Excerpted text:
┄┄┄┄┄┄┄┄┄┄┄┄┄┄┄┄┄┄┄┄

Effect of pH and Temperature on Zeaxanthin Production
Zeaxanthin-producing strains were studied for the optimum pH and temperature on its growth and zeaxanthin production. An initial medium pH (6–8) and incubation temperature (25–35 °C) were examined. The strains were incubated at 150 rev/min for 4 days. All experiments were done in triplicate and the mean results were reported.
Growth and Zeaxanthin Production Under the Optimum Condition
Study on bacterial growth and zeaxanthin production was carried out under optimal pH and temperature. The bacterium was cultivated in 250-ml flasks containing 100 ml of modified Zobell broth. The flasks were incubated on a rotary shaker operated at 120 rev/min for 4 days. During incubation, samples were taken periodically to determine growth, pH, and zeaxanthin. All experiments were done in triplicate and their mean results were reported.

┄┄┄┄┄┄┄┄┄┄┄┄┄┄┄┄┄┄┄┄

Entries provided:
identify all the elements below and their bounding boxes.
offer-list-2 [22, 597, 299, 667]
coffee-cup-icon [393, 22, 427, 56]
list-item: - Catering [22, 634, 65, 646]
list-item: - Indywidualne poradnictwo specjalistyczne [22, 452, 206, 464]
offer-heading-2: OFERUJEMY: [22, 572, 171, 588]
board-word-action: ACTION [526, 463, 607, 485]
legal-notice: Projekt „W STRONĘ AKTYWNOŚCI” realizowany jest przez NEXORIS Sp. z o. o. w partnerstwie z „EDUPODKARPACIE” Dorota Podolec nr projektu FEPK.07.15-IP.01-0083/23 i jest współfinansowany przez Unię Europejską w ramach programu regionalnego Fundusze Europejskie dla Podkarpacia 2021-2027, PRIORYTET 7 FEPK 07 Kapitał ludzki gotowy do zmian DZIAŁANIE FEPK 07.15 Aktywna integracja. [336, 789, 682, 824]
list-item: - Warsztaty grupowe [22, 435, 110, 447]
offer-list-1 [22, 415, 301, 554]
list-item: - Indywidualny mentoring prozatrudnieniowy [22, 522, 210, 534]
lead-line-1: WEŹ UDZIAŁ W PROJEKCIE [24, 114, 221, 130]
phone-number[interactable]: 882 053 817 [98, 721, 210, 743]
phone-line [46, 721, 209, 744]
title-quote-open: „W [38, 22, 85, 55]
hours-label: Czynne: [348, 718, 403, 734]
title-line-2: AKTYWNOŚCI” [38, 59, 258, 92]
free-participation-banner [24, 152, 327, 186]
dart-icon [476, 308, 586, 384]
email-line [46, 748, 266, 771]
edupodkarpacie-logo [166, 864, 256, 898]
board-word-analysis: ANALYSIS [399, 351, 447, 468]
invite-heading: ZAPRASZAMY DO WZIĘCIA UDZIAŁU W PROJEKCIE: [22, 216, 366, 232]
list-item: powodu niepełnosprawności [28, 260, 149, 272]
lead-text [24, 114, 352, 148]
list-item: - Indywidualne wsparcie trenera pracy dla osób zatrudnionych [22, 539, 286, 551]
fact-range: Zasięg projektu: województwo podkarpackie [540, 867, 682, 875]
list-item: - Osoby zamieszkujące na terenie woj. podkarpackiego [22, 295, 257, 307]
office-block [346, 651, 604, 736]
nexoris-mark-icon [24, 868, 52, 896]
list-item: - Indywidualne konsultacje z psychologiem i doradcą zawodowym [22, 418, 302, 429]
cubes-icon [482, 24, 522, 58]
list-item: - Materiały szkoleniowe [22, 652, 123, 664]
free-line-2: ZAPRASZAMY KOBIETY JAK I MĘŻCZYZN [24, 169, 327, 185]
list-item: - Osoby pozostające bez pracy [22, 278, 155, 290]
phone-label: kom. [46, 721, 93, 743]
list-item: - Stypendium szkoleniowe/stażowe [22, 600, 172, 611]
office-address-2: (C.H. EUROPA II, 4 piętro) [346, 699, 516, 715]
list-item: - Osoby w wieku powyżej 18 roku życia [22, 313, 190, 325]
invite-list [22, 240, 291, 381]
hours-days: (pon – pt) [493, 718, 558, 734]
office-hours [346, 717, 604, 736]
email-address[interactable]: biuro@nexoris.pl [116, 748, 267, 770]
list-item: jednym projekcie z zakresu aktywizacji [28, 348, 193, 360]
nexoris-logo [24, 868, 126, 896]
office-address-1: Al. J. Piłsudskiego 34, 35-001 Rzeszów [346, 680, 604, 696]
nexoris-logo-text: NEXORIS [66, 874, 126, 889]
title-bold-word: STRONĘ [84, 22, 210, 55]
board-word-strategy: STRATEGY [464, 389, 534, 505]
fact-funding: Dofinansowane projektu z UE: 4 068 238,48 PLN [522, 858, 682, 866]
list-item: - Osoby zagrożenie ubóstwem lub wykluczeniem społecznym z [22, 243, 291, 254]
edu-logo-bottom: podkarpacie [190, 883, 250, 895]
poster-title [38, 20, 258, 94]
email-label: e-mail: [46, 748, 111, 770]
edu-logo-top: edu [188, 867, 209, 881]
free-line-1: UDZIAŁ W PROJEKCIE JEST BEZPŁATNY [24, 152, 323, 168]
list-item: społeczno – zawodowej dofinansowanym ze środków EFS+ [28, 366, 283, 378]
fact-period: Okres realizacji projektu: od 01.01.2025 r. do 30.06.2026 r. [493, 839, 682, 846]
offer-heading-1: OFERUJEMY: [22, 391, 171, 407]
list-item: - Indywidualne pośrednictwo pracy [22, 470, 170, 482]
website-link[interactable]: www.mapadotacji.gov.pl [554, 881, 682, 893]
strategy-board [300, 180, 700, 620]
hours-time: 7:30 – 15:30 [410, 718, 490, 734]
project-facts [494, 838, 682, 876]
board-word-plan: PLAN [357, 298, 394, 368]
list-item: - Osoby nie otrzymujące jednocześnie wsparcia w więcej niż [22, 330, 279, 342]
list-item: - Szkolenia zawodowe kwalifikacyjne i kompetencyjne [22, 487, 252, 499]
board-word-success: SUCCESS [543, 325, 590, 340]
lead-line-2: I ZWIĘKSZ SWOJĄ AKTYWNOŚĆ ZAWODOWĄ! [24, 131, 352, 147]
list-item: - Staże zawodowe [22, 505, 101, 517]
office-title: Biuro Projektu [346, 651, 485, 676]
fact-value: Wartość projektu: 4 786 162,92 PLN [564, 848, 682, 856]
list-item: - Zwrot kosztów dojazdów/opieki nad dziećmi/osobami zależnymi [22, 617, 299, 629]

┄┄┄┄┄┄┄┄┄┄┄┄┄┄┄┄┄┄┄┄

Work request 1:
Answer these questions using the zeaxanthin production text:
(a) What range of initial medium pH was examined?
(b) What size of flask was used for the bacterium, and how much broth did each flask hold?
(c) At what speed did the rotary shaker run during the study under the optimum condition?
Work request 2:
Copy the part of the zeaxanthin production text that begins at the words "Effect of pH" and stops after "the mean results were reported.", replacing "triplicate" with "duplicate".
Work request 3:
Carry on the zeaxanthin production text from its last sentence.

Answer area 1:
(a) 6–8
(b) 250-ml flasks, each holding 100 ml of modified Zobell broth
(c) 120 rev/min

Answer area 2:
Effect of pH and Temperature on Zeaxanthin Production
Zeaxanthin-producing strains were studied for the optimum pH and temperature on its growth and zeaxanthin production. An initial medium pH (6–8) and incubation temperature (25–35 °C) were examined. The strains were incubated at 150 rev/min for 4 days. All experiments were done in duplicate and the mean results were reported.

Answer area 3:
Statistical Analysis
The quantitative analyses of zeaxanthin were performed in triplicate and the mean values were calculated. The data was statistically analyzed by the SPSS 16.0 software (SPSS, IL, USA) using analysis of variance (ANOVA) and Duncan’s multiple range tests to determine significant differences between the means (p < 0.05).
Results
Isolation and Zeaxanthin Production of Sponge-Associated Bacteria
A total of 24 bacteria were isolated from the sponge samples collected in the Gulf of Thailand. Most of them were Gram negative rods (data not shown). Of all isolates tested, the three most distinctively colorful zeaxanthin-producing strains were CHOB06-6, KODA19-6, and MAKB08-4 (Fig. 1). They produced zeaxanthin in a range of 0.08–0.62 mg/l after 4 days of cultivation. The isolate KODA19-6 was found to be the best zeaxanthin producer. It produced the highest zeaxanthin yield of 4.1 mg/g and gave the lowest biomass of 0.15 g/l.
Growth and zeaxanthin production of sponge-associated bacteria in a modified Zobell medium under the cultivation condition: pH of 7.6, 30 °C, 120 rev/min for 4 days. (a, b, and c represent significantly different data at p < 0.05)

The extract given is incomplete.